_Stored rows_
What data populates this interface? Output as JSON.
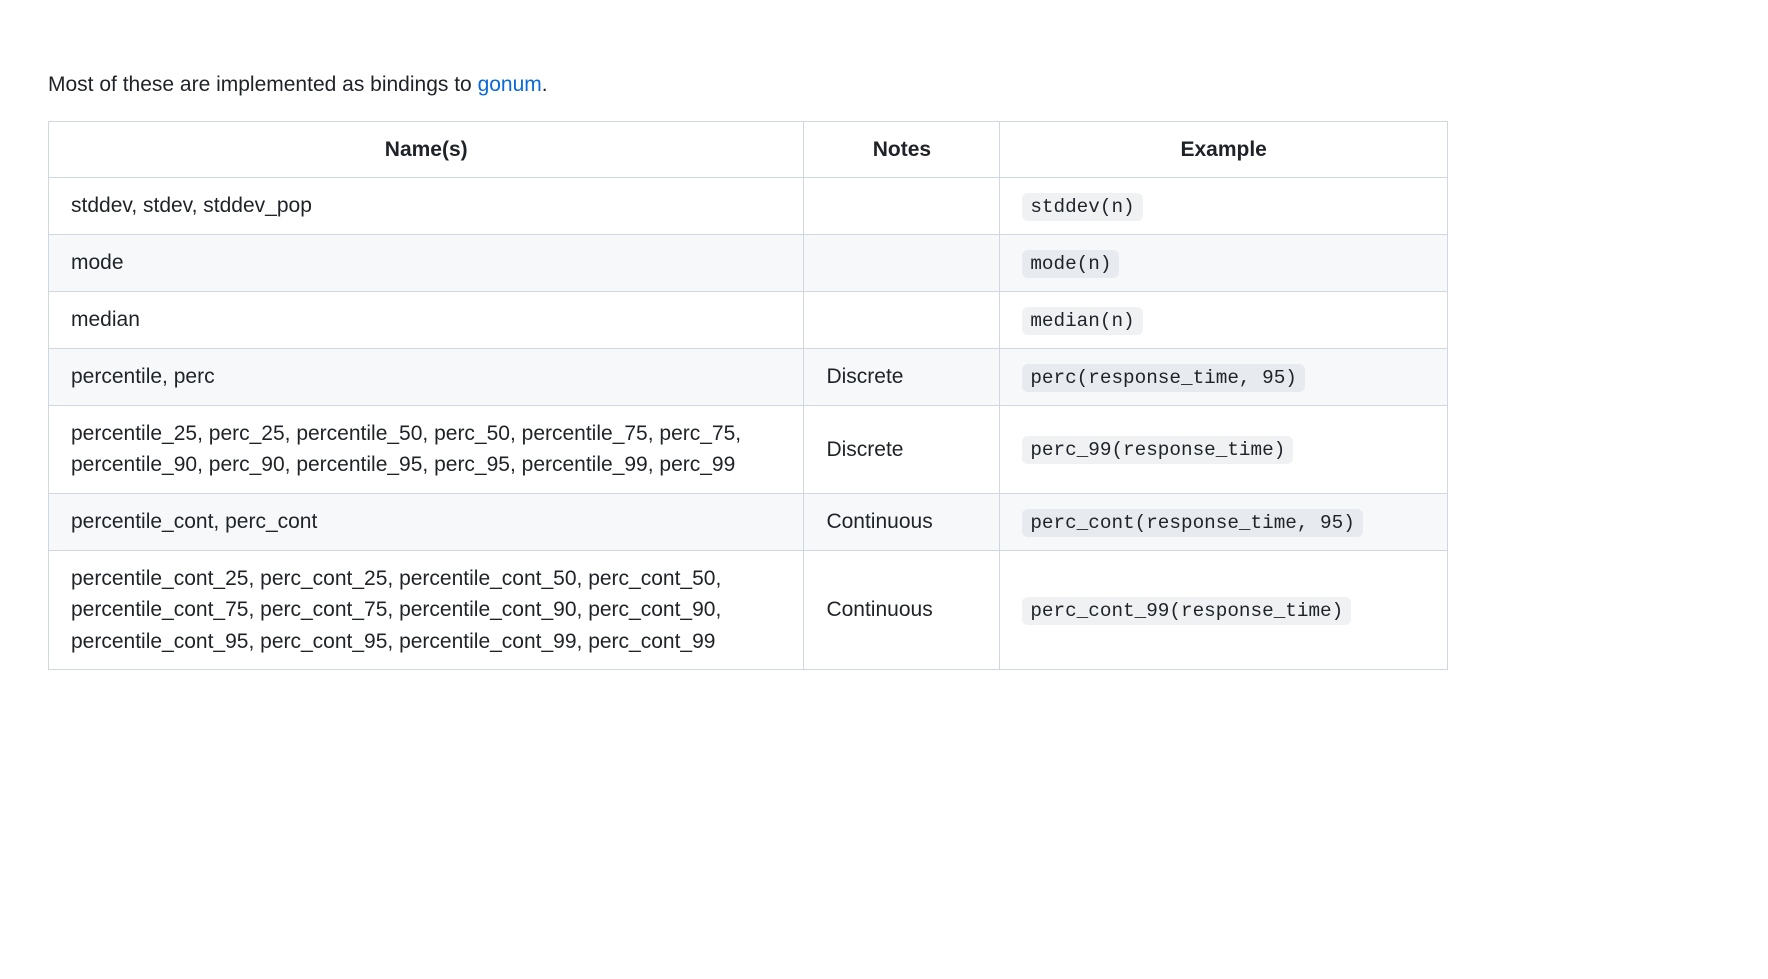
{
  "intro": {
    "prefix": "Most of these are implemented as bindings to ",
    "link_text": "gonum",
    "suffix": "."
  },
  "table": {
    "headers": {
      "names": "Name(s)",
      "notes": "Notes",
      "example": "Example"
    },
    "rows": [
      {
        "names": "stddev, stdev, stddev_pop",
        "notes": "",
        "example": "stddev(n)"
      },
      {
        "names": "mode",
        "notes": "",
        "example": "mode(n)"
      },
      {
        "names": "median",
        "notes": "",
        "example": "median(n)"
      },
      {
        "names": "percentile, perc",
        "notes": "Discrete",
        "example": "perc(response_time, 95)"
      },
      {
        "names": "percentile_25, perc_25, percentile_50, perc_50, percentile_75, perc_75, percentile_90, perc_90, percentile_95, perc_95, percentile_99, perc_99",
        "notes": "Discrete",
        "example": "perc_99(response_time)"
      },
      {
        "names": "percentile_cont, perc_cont",
        "notes": "Continuous",
        "example": "perc_cont(response_time, 95)"
      },
      {
        "names": "percentile_cont_25, perc_cont_25, percentile_cont_50, perc_cont_50, percentile_cont_75, perc_cont_75, percentile_cont_90, perc_cont_90, percentile_cont_95, perc_cont_95, percentile_cont_99, perc_cont_99",
        "notes": "Continuous",
        "example": "perc_cont_99(response_time)"
      }
    ]
  }
}
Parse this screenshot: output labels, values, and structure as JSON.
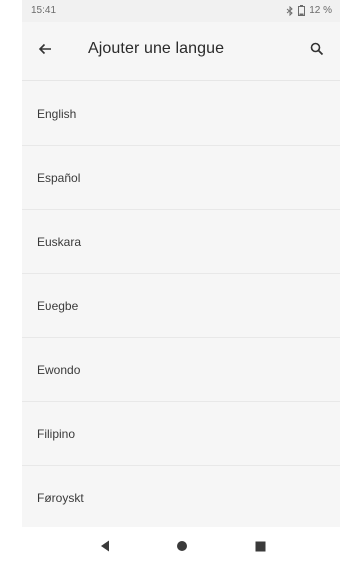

_Required work_
Set the entries down again exactly. Do not include the images.

_Answer to this exercise_
What data populates this interface? Output as JSON.
{
  "intro": {
    "prefix": "Most of these are implemented as bindings to ",
    "link_text": "gonum",
    "suffix": "."
  },
  "table": {
    "headers": {
      "names": "Name(s)",
      "notes": "Notes",
      "example": "Example"
    },
    "rows": [
      {
        "names": "stddev, stdev, stddev_pop",
        "notes": "",
        "example": "stddev(n)"
      },
      {
        "names": "mode",
        "notes": "",
        "example": "mode(n)"
      },
      {
        "names": "median",
        "notes": "",
        "example": "median(n)"
      },
      {
        "names": "percentile, perc",
        "notes": "Discrete",
        "example": "perc(response_time, 95)"
      },
      {
        "names": "percentile_25, perc_25, percentile_50, perc_50, percentile_75, perc_75, percentile_90, perc_90, percentile_95, perc_95, percentile_99, perc_99",
        "notes": "Discrete",
        "example": "perc_99(response_time)"
      },
      {
        "names": "percentile_cont, perc_cont",
        "notes": "Continuous",
        "example": "perc_cont(response_time, 95)"
      },
      {
        "names": "percentile_cont_25, perc_cont_25, percentile_cont_50, perc_cont_50, percentile_cont_75, perc_cont_75, percentile_cont_90, perc_cont_90, percentile_cont_95, perc_cont_95, percentile_cont_99, perc_cont_99",
        "notes": "Continuous",
        "example": "perc_cont_99(response_time)"
      }
    ]
  }
}
Parse this screenshot: output labels, values, and structure as JSON.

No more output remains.